**EXERCISE OBJECTIVE:**
The records that follow are to be copied word for word. Pictures should be omitted.

BEGIN

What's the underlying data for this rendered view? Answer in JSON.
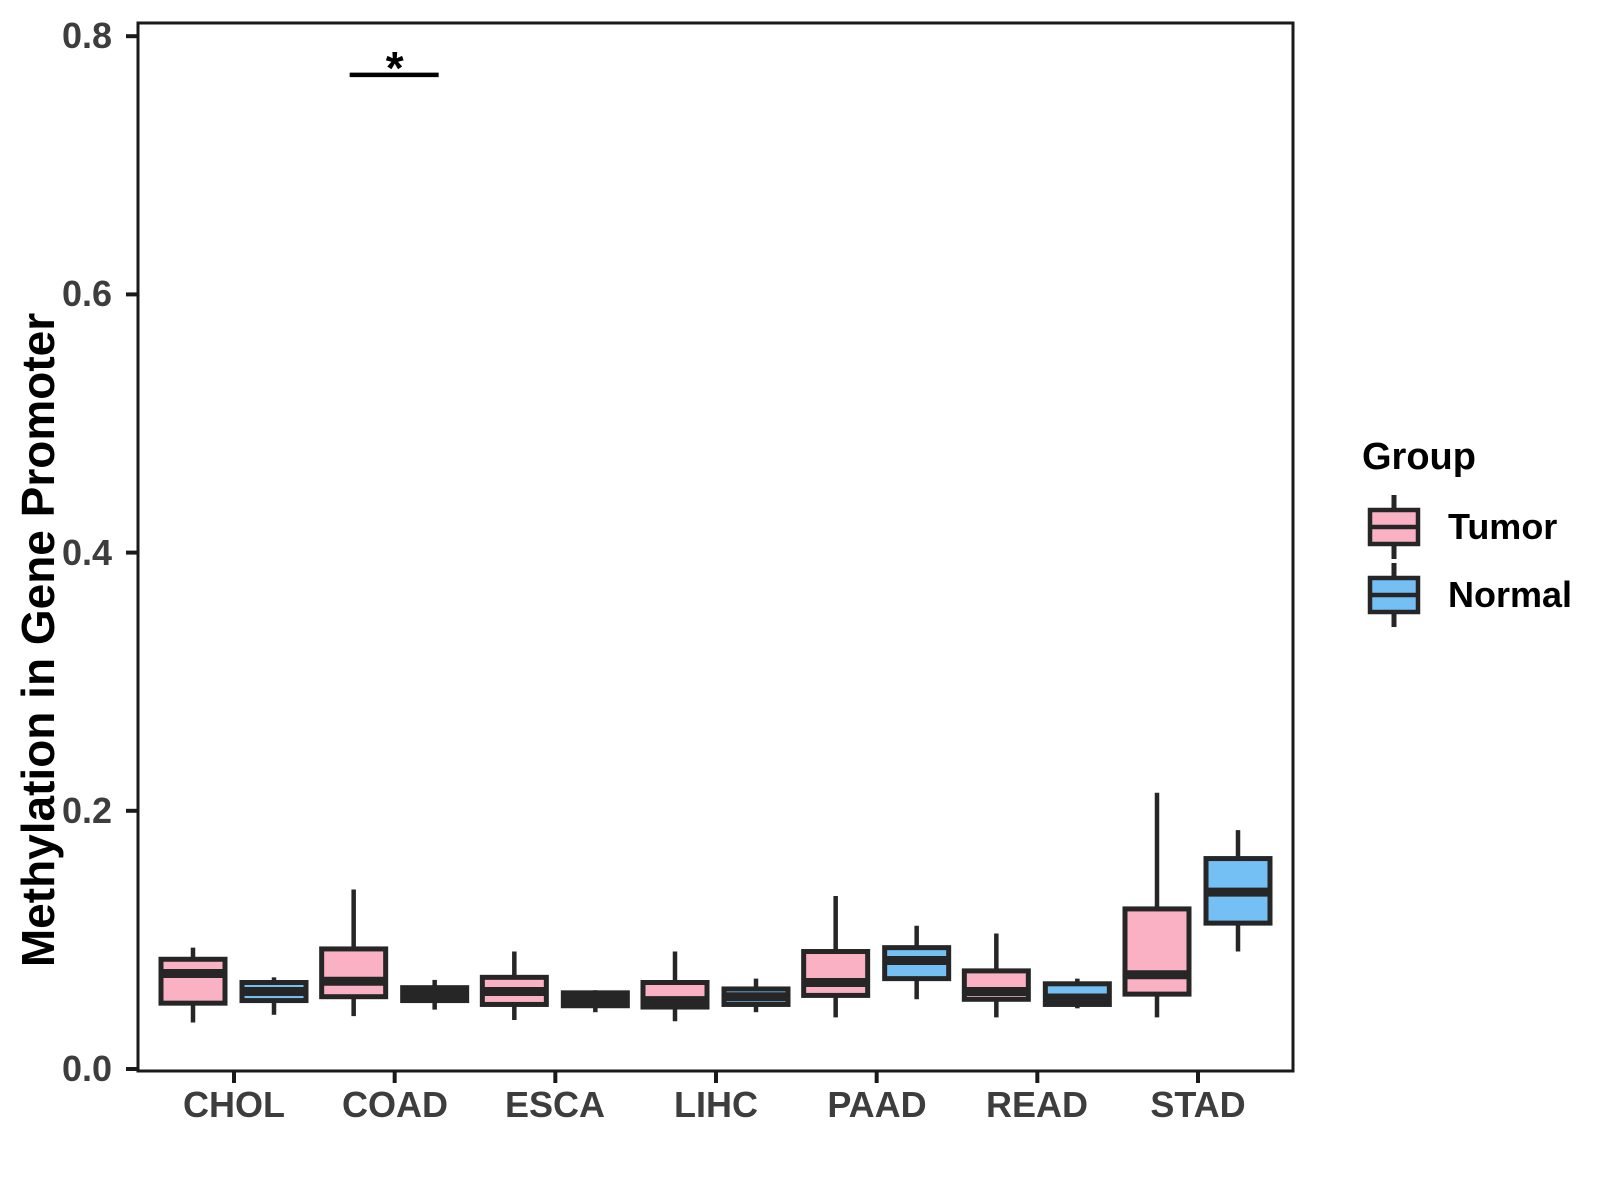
{
  "legend": {
    "title": "Group",
    "items": [
      {
        "label": "Tumor",
        "color": "#FAB1C3"
      },
      {
        "label": "Normal",
        "color": "#74BFF4"
      }
    ]
  },
  "chart_data": {
    "type": "boxplot",
    "title": "",
    "xlabel": "",
    "ylabel": "Methylation in Gene Promoter",
    "categories": [
      "CHOL",
      "COAD",
      "ESCA",
      "LIHC",
      "PAAD",
      "READ",
      "STAD"
    ],
    "ytick_labels": [
      "0.0",
      "0.2",
      "0.4",
      "0.6",
      "0.8"
    ],
    "yticks": [
      0.0,
      0.2,
      0.4,
      0.6,
      0.8
    ],
    "ylim": [
      0.0,
      0.81
    ],
    "grid": false,
    "legend_position": "right",
    "colors": {
      "tumor": "#FAB1C3",
      "normal": "#74BFF4",
      "box_border": "#262626",
      "axis_line": "#1a1a1a",
      "axis_text": "#3d3d3d"
    },
    "series": [
      {
        "name": "Tumor",
        "color": "#FAB1C3",
        "boxes": [
          {
            "category": "CHOL",
            "whislo": 0.036,
            "q1": 0.051,
            "med": 0.074,
            "q3": 0.085,
            "whishi": 0.094
          },
          {
            "category": "COAD",
            "whislo": 0.041,
            "q1": 0.056,
            "med": 0.068,
            "q3": 0.093,
            "whishi": 0.139
          },
          {
            "category": "ESCA",
            "whislo": 0.038,
            "q1": 0.05,
            "med": 0.06,
            "q3": 0.071,
            "whishi": 0.091
          },
          {
            "category": "LIHC",
            "whislo": 0.037,
            "q1": 0.048,
            "med": 0.053,
            "q3": 0.067,
            "whishi": 0.091
          },
          {
            "category": "PAAD",
            "whislo": 0.04,
            "q1": 0.057,
            "med": 0.067,
            "q3": 0.091,
            "whishi": 0.134
          },
          {
            "category": "READ",
            "whislo": 0.04,
            "q1": 0.054,
            "med": 0.06,
            "q3": 0.076,
            "whishi": 0.105
          },
          {
            "category": "STAD",
            "whislo": 0.04,
            "q1": 0.058,
            "med": 0.073,
            "q3": 0.124,
            "whishi": 0.214
          }
        ]
      },
      {
        "name": "Normal",
        "color": "#74BFF4",
        "boxes": [
          {
            "category": "CHOL",
            "whislo": 0.042,
            "q1": 0.053,
            "med": 0.06,
            "q3": 0.067,
            "whishi": 0.071
          },
          {
            "category": "COAD",
            "whislo": 0.046,
            "q1": 0.053,
            "med": 0.058,
            "q3": 0.063,
            "whishi": 0.069
          },
          {
            "category": "ESCA",
            "whislo": 0.044,
            "q1": 0.049,
            "med": 0.054,
            "q3": 0.059,
            "whishi": 0.061
          },
          {
            "category": "LIHC",
            "whislo": 0.044,
            "q1": 0.05,
            "med": 0.056,
            "q3": 0.062,
            "whishi": 0.07
          },
          {
            "category": "PAAD",
            "whislo": 0.054,
            "q1": 0.07,
            "med": 0.084,
            "q3": 0.094,
            "whishi": 0.111
          },
          {
            "category": "READ",
            "whislo": 0.047,
            "q1": 0.05,
            "med": 0.055,
            "q3": 0.066,
            "whishi": 0.07
          },
          {
            "category": "STAD",
            "whislo": 0.091,
            "q1": 0.113,
            "med": 0.137,
            "q3": 0.163,
            "whishi": 0.185
          }
        ]
      }
    ],
    "annotation": {
      "label": "*",
      "category": "COAD",
      "y": 0.77
    }
  }
}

END

**SOLUTION TO THE EXERCISE:**
What's the underlying data for this rendered view? Answer in JSON.
{
  "legend": {
    "title": "Group",
    "items": [
      {
        "label": "Tumor",
        "color": "#FAB1C3"
      },
      {
        "label": "Normal",
        "color": "#74BFF4"
      }
    ]
  },
  "chart_data": {
    "type": "boxplot",
    "title": "",
    "xlabel": "",
    "ylabel": "Methylation in Gene Promoter",
    "categories": [
      "CHOL",
      "COAD",
      "ESCA",
      "LIHC",
      "PAAD",
      "READ",
      "STAD"
    ],
    "ytick_labels": [
      "0.0",
      "0.2",
      "0.4",
      "0.6",
      "0.8"
    ],
    "yticks": [
      0.0,
      0.2,
      0.4,
      0.6,
      0.8
    ],
    "ylim": [
      0.0,
      0.81
    ],
    "grid": false,
    "legend_position": "right",
    "colors": {
      "tumor": "#FAB1C3",
      "normal": "#74BFF4",
      "box_border": "#262626",
      "axis_line": "#1a1a1a",
      "axis_text": "#3d3d3d"
    },
    "series": [
      {
        "name": "Tumor",
        "color": "#FAB1C3",
        "boxes": [
          {
            "category": "CHOL",
            "whislo": 0.036,
            "q1": 0.051,
            "med": 0.074,
            "q3": 0.085,
            "whishi": 0.094
          },
          {
            "category": "COAD",
            "whislo": 0.041,
            "q1": 0.056,
            "med": 0.068,
            "q3": 0.093,
            "whishi": 0.139
          },
          {
            "category": "ESCA",
            "whislo": 0.038,
            "q1": 0.05,
            "med": 0.06,
            "q3": 0.071,
            "whishi": 0.091
          },
          {
            "category": "LIHC",
            "whislo": 0.037,
            "q1": 0.048,
            "med": 0.053,
            "q3": 0.067,
            "whishi": 0.091
          },
          {
            "category": "PAAD",
            "whislo": 0.04,
            "q1": 0.057,
            "med": 0.067,
            "q3": 0.091,
            "whishi": 0.134
          },
          {
            "category": "READ",
            "whislo": 0.04,
            "q1": 0.054,
            "med": 0.06,
            "q3": 0.076,
            "whishi": 0.105
          },
          {
            "category": "STAD",
            "whislo": 0.04,
            "q1": 0.058,
            "med": 0.073,
            "q3": 0.124,
            "whishi": 0.214
          }
        ]
      },
      {
        "name": "Normal",
        "color": "#74BFF4",
        "boxes": [
          {
            "category": "CHOL",
            "whislo": 0.042,
            "q1": 0.053,
            "med": 0.06,
            "q3": 0.067,
            "whishi": 0.071
          },
          {
            "category": "COAD",
            "whislo": 0.046,
            "q1": 0.053,
            "med": 0.058,
            "q3": 0.063,
            "whishi": 0.069
          },
          {
            "category": "ESCA",
            "whislo": 0.044,
            "q1": 0.049,
            "med": 0.054,
            "q3": 0.059,
            "whishi": 0.061
          },
          {
            "category": "LIHC",
            "whislo": 0.044,
            "q1": 0.05,
            "med": 0.056,
            "q3": 0.062,
            "whishi": 0.07
          },
          {
            "category": "PAAD",
            "whislo": 0.054,
            "q1": 0.07,
            "med": 0.084,
            "q3": 0.094,
            "whishi": 0.111
          },
          {
            "category": "READ",
            "whislo": 0.047,
            "q1": 0.05,
            "med": 0.055,
            "q3": 0.066,
            "whishi": 0.07
          },
          {
            "category": "STAD",
            "whislo": 0.091,
            "q1": 0.113,
            "med": 0.137,
            "q3": 0.163,
            "whishi": 0.185
          }
        ]
      }
    ],
    "annotation": {
      "label": "*",
      "category": "COAD",
      "y": 0.77
    }
  }
}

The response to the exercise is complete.